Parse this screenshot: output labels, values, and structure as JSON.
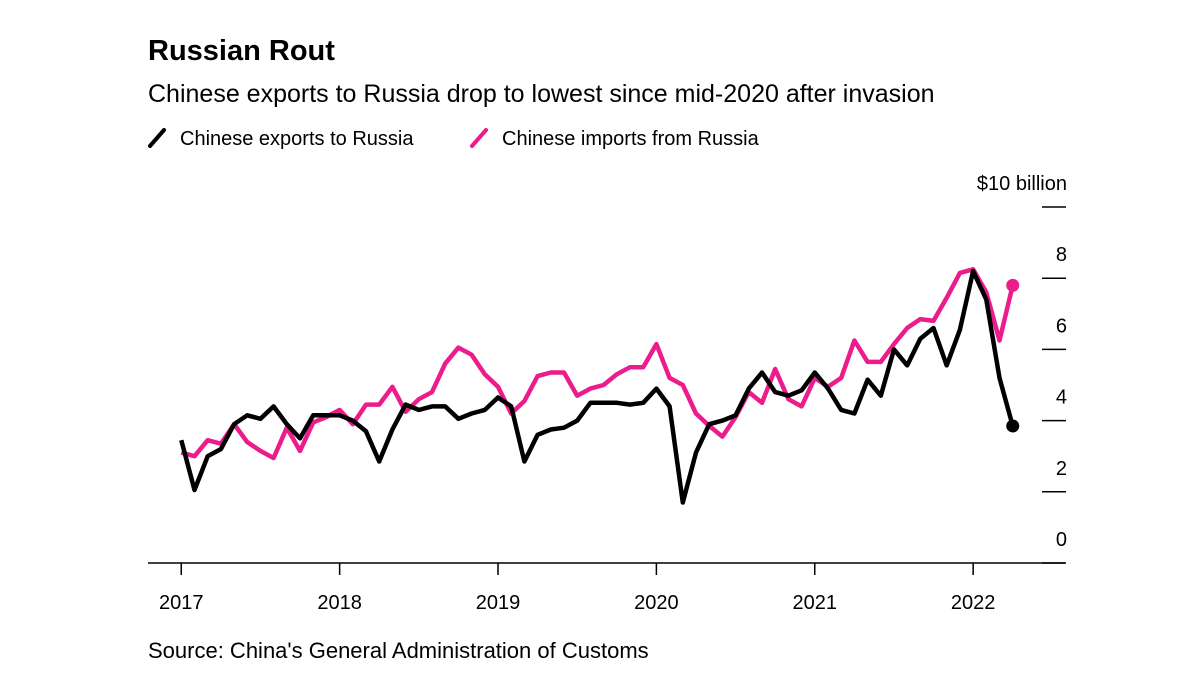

--

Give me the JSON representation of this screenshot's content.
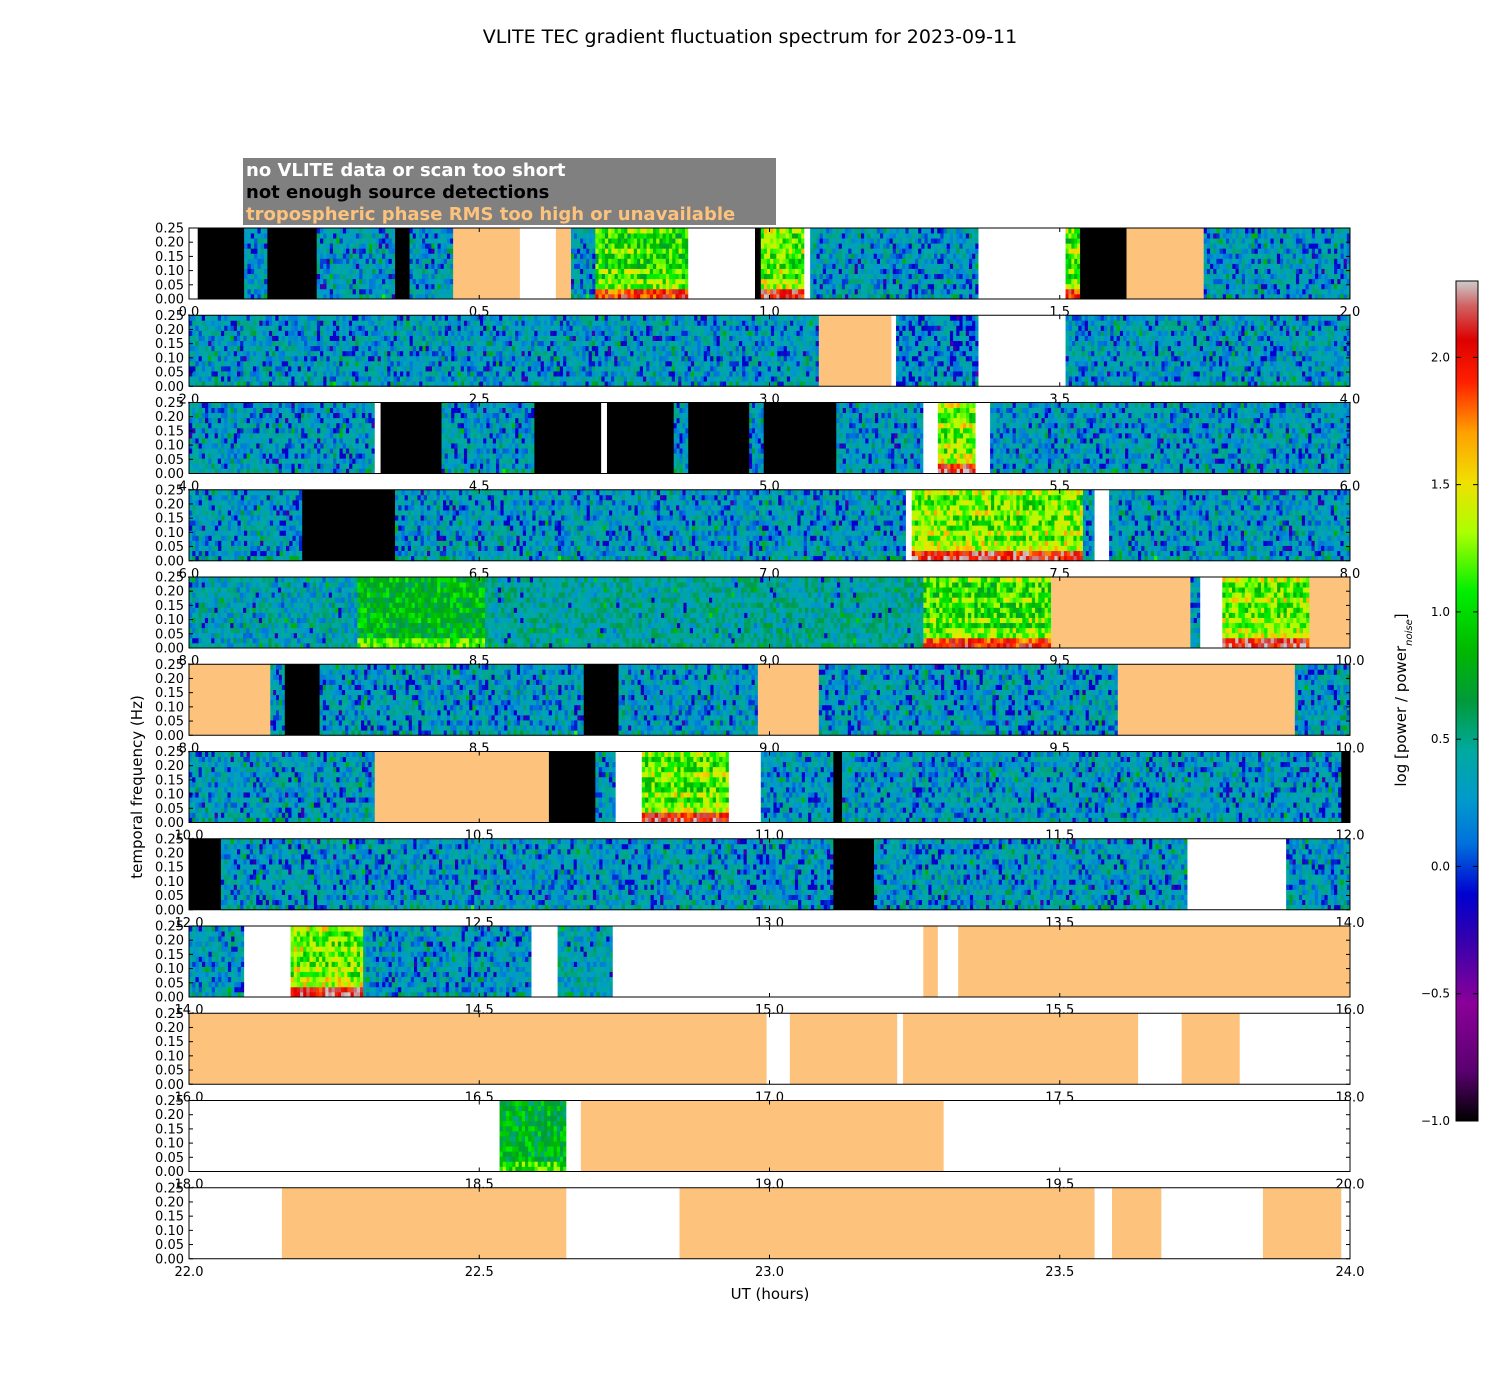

==

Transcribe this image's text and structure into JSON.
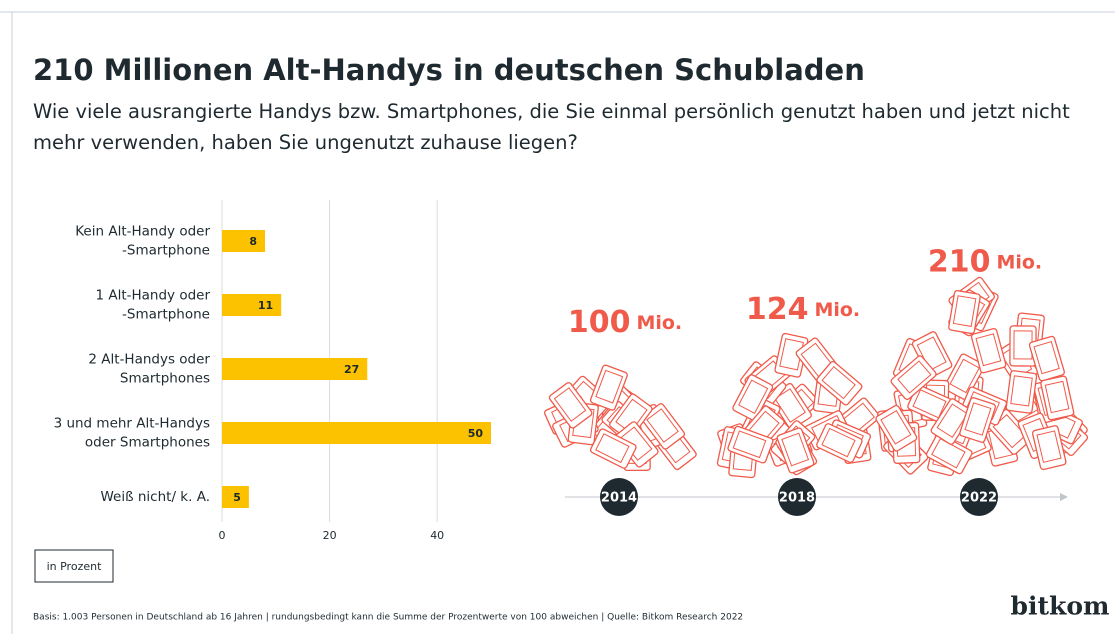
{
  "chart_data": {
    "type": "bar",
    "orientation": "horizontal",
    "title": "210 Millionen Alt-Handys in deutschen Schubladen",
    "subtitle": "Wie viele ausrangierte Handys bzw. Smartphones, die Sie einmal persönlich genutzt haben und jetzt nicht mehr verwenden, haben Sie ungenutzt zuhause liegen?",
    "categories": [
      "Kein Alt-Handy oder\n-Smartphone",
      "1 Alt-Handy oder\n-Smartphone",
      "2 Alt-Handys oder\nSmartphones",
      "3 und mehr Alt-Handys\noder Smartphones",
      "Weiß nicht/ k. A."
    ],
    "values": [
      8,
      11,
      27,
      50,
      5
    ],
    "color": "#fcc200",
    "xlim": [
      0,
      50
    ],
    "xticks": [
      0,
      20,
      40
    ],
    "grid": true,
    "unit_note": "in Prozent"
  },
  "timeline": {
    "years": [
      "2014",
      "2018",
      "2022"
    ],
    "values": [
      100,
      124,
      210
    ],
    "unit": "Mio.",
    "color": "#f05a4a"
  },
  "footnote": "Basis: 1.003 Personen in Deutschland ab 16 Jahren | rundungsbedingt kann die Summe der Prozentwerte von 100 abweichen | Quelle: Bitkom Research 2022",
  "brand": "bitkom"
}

**Stated task:** Extract each line from the listing that holds the word "screenshot".

**Response to this task:**
Parse this screenshot: output labels, values, and structure as JSON.
Give me the JSON representation of this screenshot's content.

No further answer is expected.